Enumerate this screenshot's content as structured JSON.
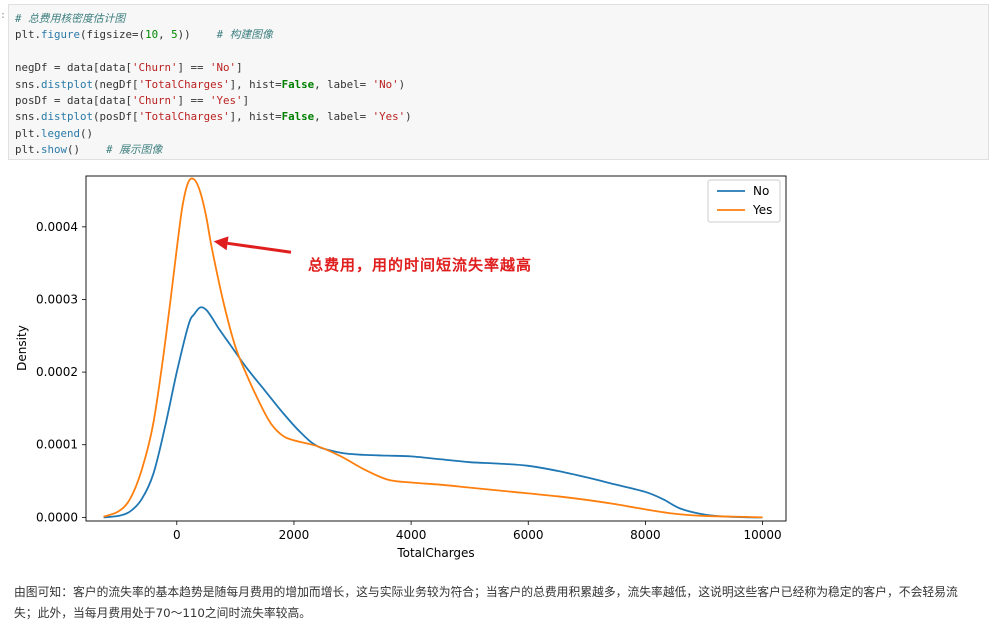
{
  "code_cell": {
    "edge_mark": ":",
    "lines": [
      [
        {
          "t": "# 总费用核密度估计图",
          "c": "c-comment"
        }
      ],
      [
        {
          "t": "plt",
          "c": ""
        },
        {
          "t": ".",
          "c": ""
        },
        {
          "t": "figure",
          "c": "c-fn"
        },
        {
          "t": "(figsize=(",
          "c": ""
        },
        {
          "t": "10",
          "c": "c-num"
        },
        {
          "t": ", ",
          "c": ""
        },
        {
          "t": "5",
          "c": "c-num"
        },
        {
          "t": "))    ",
          "c": ""
        },
        {
          "t": "# 构建图像",
          "c": "c-comment"
        }
      ],
      [
        {
          "t": "",
          "c": ""
        }
      ],
      [
        {
          "t": "negDf = data[data[",
          "c": ""
        },
        {
          "t": "'Churn'",
          "c": "c-str"
        },
        {
          "t": "] == ",
          "c": ""
        },
        {
          "t": "'No'",
          "c": "c-str"
        },
        {
          "t": "]",
          "c": ""
        }
      ],
      [
        {
          "t": "sns",
          "c": ""
        },
        {
          "t": ".",
          "c": ""
        },
        {
          "t": "distplot",
          "c": "c-fn"
        },
        {
          "t": "(negDf[",
          "c": ""
        },
        {
          "t": "'TotalCharges'",
          "c": "c-str"
        },
        {
          "t": "], hist=",
          "c": ""
        },
        {
          "t": "False",
          "c": "c-kw"
        },
        {
          "t": ", label= ",
          "c": ""
        },
        {
          "t": "'No'",
          "c": "c-str"
        },
        {
          "t": ")",
          "c": ""
        }
      ],
      [
        {
          "t": "posDf = data[data[",
          "c": ""
        },
        {
          "t": "'Churn'",
          "c": "c-str"
        },
        {
          "t": "] == ",
          "c": ""
        },
        {
          "t": "'Yes'",
          "c": "c-str"
        },
        {
          "t": "]",
          "c": ""
        }
      ],
      [
        {
          "t": "sns",
          "c": ""
        },
        {
          "t": ".",
          "c": ""
        },
        {
          "t": "distplot",
          "c": "c-fn"
        },
        {
          "t": "(posDf[",
          "c": ""
        },
        {
          "t": "'TotalCharges'",
          "c": "c-str"
        },
        {
          "t": "], hist=",
          "c": ""
        },
        {
          "t": "False",
          "c": "c-kw"
        },
        {
          "t": ", label= ",
          "c": ""
        },
        {
          "t": "'Yes'",
          "c": "c-str"
        },
        {
          "t": ")",
          "c": ""
        }
      ],
      [
        {
          "t": "plt",
          "c": ""
        },
        {
          "t": ".",
          "c": ""
        },
        {
          "t": "legend",
          "c": "c-fn"
        },
        {
          "t": "()",
          "c": ""
        }
      ],
      [
        {
          "t": "plt",
          "c": ""
        },
        {
          "t": ".",
          "c": ""
        },
        {
          "t": "show",
          "c": "c-fn"
        },
        {
          "t": "()    ",
          "c": ""
        },
        {
          "t": "# 展示图像",
          "c": "c-comment"
        }
      ]
    ]
  },
  "chart_data": {
    "type": "line",
    "xlabel": "TotalCharges",
    "ylabel": "Density",
    "xlim": [
      -1550,
      10400
    ],
    "ylim": [
      -5e-06,
      0.00047
    ],
    "x_ticks": [
      0,
      2000,
      4000,
      6000,
      8000,
      10000
    ],
    "x_tick_labels": [
      "0",
      "2000",
      "4000",
      "6000",
      "8000",
      "10000"
    ],
    "y_ticks": [
      0,
      0.0001,
      0.0002,
      0.0003,
      0.0004
    ],
    "y_tick_labels": [
      "0.0000",
      "0.0001",
      "0.0002",
      "0.0003",
      "0.0004"
    ],
    "legend_position": "top-right",
    "series": [
      {
        "name": "No",
        "color": "#1f77b4",
        "x": [
          -1250,
          -1000,
          -800,
          -600,
          -400,
          -200,
          0,
          200,
          300,
          400,
          500,
          600,
          700,
          900,
          1200,
          1500,
          1800,
          2100,
          2400,
          2800,
          3200,
          3600,
          4000,
          4500,
          5000,
          5500,
          6000,
          6500,
          7000,
          7500,
          8000,
          8300,
          8600,
          9000,
          9400,
          9800,
          10000
        ],
        "y": [
          0.0,
          2e-06,
          8e-06,
          2.5e-05,
          6e-05,
          0.000125,
          0.0002,
          0.000265,
          0.00028,
          0.000289,
          0.000286,
          0.000275,
          0.000262,
          0.000239,
          0.000205,
          0.000175,
          0.000145,
          0.000118,
          9.8e-05,
          8.9e-05,
          8.6e-05,
          8.5e-05,
          8.4e-05,
          8e-05,
          7.6e-05,
          7.4e-05,
          7.1e-05,
          6.4e-05,
          5.5e-05,
          4.5e-05,
          3.5e-05,
          2.5e-05,
          1.2e-05,
          4e-06,
          1e-06,
          0.0,
          0.0
        ]
      },
      {
        "name": "Yes",
        "color": "#ff7f0e",
        "x": [
          -1250,
          -1000,
          -800,
          -600,
          -400,
          -200,
          0,
          100,
          200,
          300,
          400,
          500,
          600,
          800,
          1000,
          1200,
          1400,
          1600,
          1800,
          2000,
          2400,
          2800,
          3200,
          3600,
          4000,
          4500,
          5000,
          5500,
          6000,
          6500,
          7000,
          7500,
          8000,
          8500,
          9000,
          9500,
          10000
        ],
        "y": [
          1e-06,
          8e-06,
          2.5e-05,
          6.5e-05,
          0.00013,
          0.00024,
          0.00037,
          0.00043,
          0.000462,
          0.000465,
          0.000448,
          0.000415,
          0.00037,
          0.000295,
          0.000235,
          0.000195,
          0.00016,
          0.00013,
          0.000113,
          0.000106,
          9.8e-05,
          8.4e-05,
          6.6e-05,
          5.2e-05,
          4.8e-05,
          4.5e-05,
          4.1e-05,
          3.7e-05,
          3.3e-05,
          2.9e-05,
          2.4e-05,
          1.8e-05,
          1.1e-05,
          5e-06,
          2e-06,
          1e-06,
          0.0
        ]
      }
    ],
    "annotation": {
      "text": "总费用，用的时间短流失率越高",
      "color": "#e01e1e",
      "arrow_target": [
        630,
        0.00038
      ],
      "arrow_from": [
        1950,
        0.000365
      ]
    }
  },
  "footer": {
    "text": "由图可知：客户的流失率的基本趋势是随每月费用的增加而增长，这与实际业务较为符合；当客户的总费用积累越多，流失率越低，这说明这些客户已经称为稳定的客户，不会轻易流失；此外，当每月费用处于70～110之间时流失率较高。"
  }
}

⁂

### WHAT YOU WILL DO
Output the entries above exactly, without their pictures.

### EXERCISE OUTPUT
Enumerate this screenshot's content as structured JSON.
{
  "code_cell": {
    "edge_mark": ":",
    "lines": [
      [
        {
          "t": "# 总费用核密度估计图",
          "c": "c-comment"
        }
      ],
      [
        {
          "t": "plt",
          "c": ""
        },
        {
          "t": ".",
          "c": ""
        },
        {
          "t": "figure",
          "c": "c-fn"
        },
        {
          "t": "(figsize=(",
          "c": ""
        },
        {
          "t": "10",
          "c": "c-num"
        },
        {
          "t": ", ",
          "c": ""
        },
        {
          "t": "5",
          "c": "c-num"
        },
        {
          "t": "))    ",
          "c": ""
        },
        {
          "t": "# 构建图像",
          "c": "c-comment"
        }
      ],
      [
        {
          "t": "",
          "c": ""
        }
      ],
      [
        {
          "t": "negDf = data[data[",
          "c": ""
        },
        {
          "t": "'Churn'",
          "c": "c-str"
        },
        {
          "t": "] == ",
          "c": ""
        },
        {
          "t": "'No'",
          "c": "c-str"
        },
        {
          "t": "]",
          "c": ""
        }
      ],
      [
        {
          "t": "sns",
          "c": ""
        },
        {
          "t": ".",
          "c": ""
        },
        {
          "t": "distplot",
          "c": "c-fn"
        },
        {
          "t": "(negDf[",
          "c": ""
        },
        {
          "t": "'TotalCharges'",
          "c": "c-str"
        },
        {
          "t": "], hist=",
          "c": ""
        },
        {
          "t": "False",
          "c": "c-kw"
        },
        {
          "t": ", label= ",
          "c": ""
        },
        {
          "t": "'No'",
          "c": "c-str"
        },
        {
          "t": ")",
          "c": ""
        }
      ],
      [
        {
          "t": "posDf = data[data[",
          "c": ""
        },
        {
          "t": "'Churn'",
          "c": "c-str"
        },
        {
          "t": "] == ",
          "c": ""
        },
        {
          "t": "'Yes'",
          "c": "c-str"
        },
        {
          "t": "]",
          "c": ""
        }
      ],
      [
        {
          "t": "sns",
          "c": ""
        },
        {
          "t": ".",
          "c": ""
        },
        {
          "t": "distplot",
          "c": "c-fn"
        },
        {
          "t": "(posDf[",
          "c": ""
        },
        {
          "t": "'TotalCharges'",
          "c": "c-str"
        },
        {
          "t": "], hist=",
          "c": ""
        },
        {
          "t": "False",
          "c": "c-kw"
        },
        {
          "t": ", label= ",
          "c": ""
        },
        {
          "t": "'Yes'",
          "c": "c-str"
        },
        {
          "t": ")",
          "c": ""
        }
      ],
      [
        {
          "t": "plt",
          "c": ""
        },
        {
          "t": ".",
          "c": ""
        },
        {
          "t": "legend",
          "c": "c-fn"
        },
        {
          "t": "()",
          "c": ""
        }
      ],
      [
        {
          "t": "plt",
          "c": ""
        },
        {
          "t": ".",
          "c": ""
        },
        {
          "t": "show",
          "c": "c-fn"
        },
        {
          "t": "()    ",
          "c": ""
        },
        {
          "t": "# 展示图像",
          "c": "c-comment"
        }
      ]
    ]
  },
  "chart_data": {
    "type": "line",
    "xlabel": "TotalCharges",
    "ylabel": "Density",
    "xlim": [
      -1550,
      10400
    ],
    "ylim": [
      -5e-06,
      0.00047
    ],
    "x_ticks": [
      0,
      2000,
      4000,
      6000,
      8000,
      10000
    ],
    "x_tick_labels": [
      "0",
      "2000",
      "4000",
      "6000",
      "8000",
      "10000"
    ],
    "y_ticks": [
      0,
      0.0001,
      0.0002,
      0.0003,
      0.0004
    ],
    "y_tick_labels": [
      "0.0000",
      "0.0001",
      "0.0002",
      "0.0003",
      "0.0004"
    ],
    "legend_position": "top-right",
    "series": [
      {
        "name": "No",
        "color": "#1f77b4",
        "x": [
          -1250,
          -1000,
          -800,
          -600,
          -400,
          -200,
          0,
          200,
          300,
          400,
          500,
          600,
          700,
          900,
          1200,
          1500,
          1800,
          2100,
          2400,
          2800,
          3200,
          3600,
          4000,
          4500,
          5000,
          5500,
          6000,
          6500,
          7000,
          7500,
          8000,
          8300,
          8600,
          9000,
          9400,
          9800,
          10000
        ],
        "y": [
          0.0,
          2e-06,
          8e-06,
          2.5e-05,
          6e-05,
          0.000125,
          0.0002,
          0.000265,
          0.00028,
          0.000289,
          0.000286,
          0.000275,
          0.000262,
          0.000239,
          0.000205,
          0.000175,
          0.000145,
          0.000118,
          9.8e-05,
          8.9e-05,
          8.6e-05,
          8.5e-05,
          8.4e-05,
          8e-05,
          7.6e-05,
          7.4e-05,
          7.1e-05,
          6.4e-05,
          5.5e-05,
          4.5e-05,
          3.5e-05,
          2.5e-05,
          1.2e-05,
          4e-06,
          1e-06,
          0.0,
          0.0
        ]
      },
      {
        "name": "Yes",
        "color": "#ff7f0e",
        "x": [
          -1250,
          -1000,
          -800,
          -600,
          -400,
          -200,
          0,
          100,
          200,
          300,
          400,
          500,
          600,
          800,
          1000,
          1200,
          1400,
          1600,
          1800,
          2000,
          2400,
          2800,
          3200,
          3600,
          4000,
          4500,
          5000,
          5500,
          6000,
          6500,
          7000,
          7500,
          8000,
          8500,
          9000,
          9500,
          10000
        ],
        "y": [
          1e-06,
          8e-06,
          2.5e-05,
          6.5e-05,
          0.00013,
          0.00024,
          0.00037,
          0.00043,
          0.000462,
          0.000465,
          0.000448,
          0.000415,
          0.00037,
          0.000295,
          0.000235,
          0.000195,
          0.00016,
          0.00013,
          0.000113,
          0.000106,
          9.8e-05,
          8.4e-05,
          6.6e-05,
          5.2e-05,
          4.8e-05,
          4.5e-05,
          4.1e-05,
          3.7e-05,
          3.3e-05,
          2.9e-05,
          2.4e-05,
          1.8e-05,
          1.1e-05,
          5e-06,
          2e-06,
          1e-06,
          0.0
        ]
      }
    ],
    "annotation": {
      "text": "总费用，用的时间短流失率越高",
      "color": "#e01e1e",
      "arrow_target": [
        630,
        0.00038
      ],
      "arrow_from": [
        1950,
        0.000365
      ]
    }
  },
  "footer": {
    "text": "由图可知：客户的流失率的基本趋势是随每月费用的增加而增长，这与实际业务较为符合；当客户的总费用积累越多，流失率越低，这说明这些客户已经称为稳定的客户，不会轻易流失；此外，当每月费用处于70～110之间时流失率较高。"
  }
}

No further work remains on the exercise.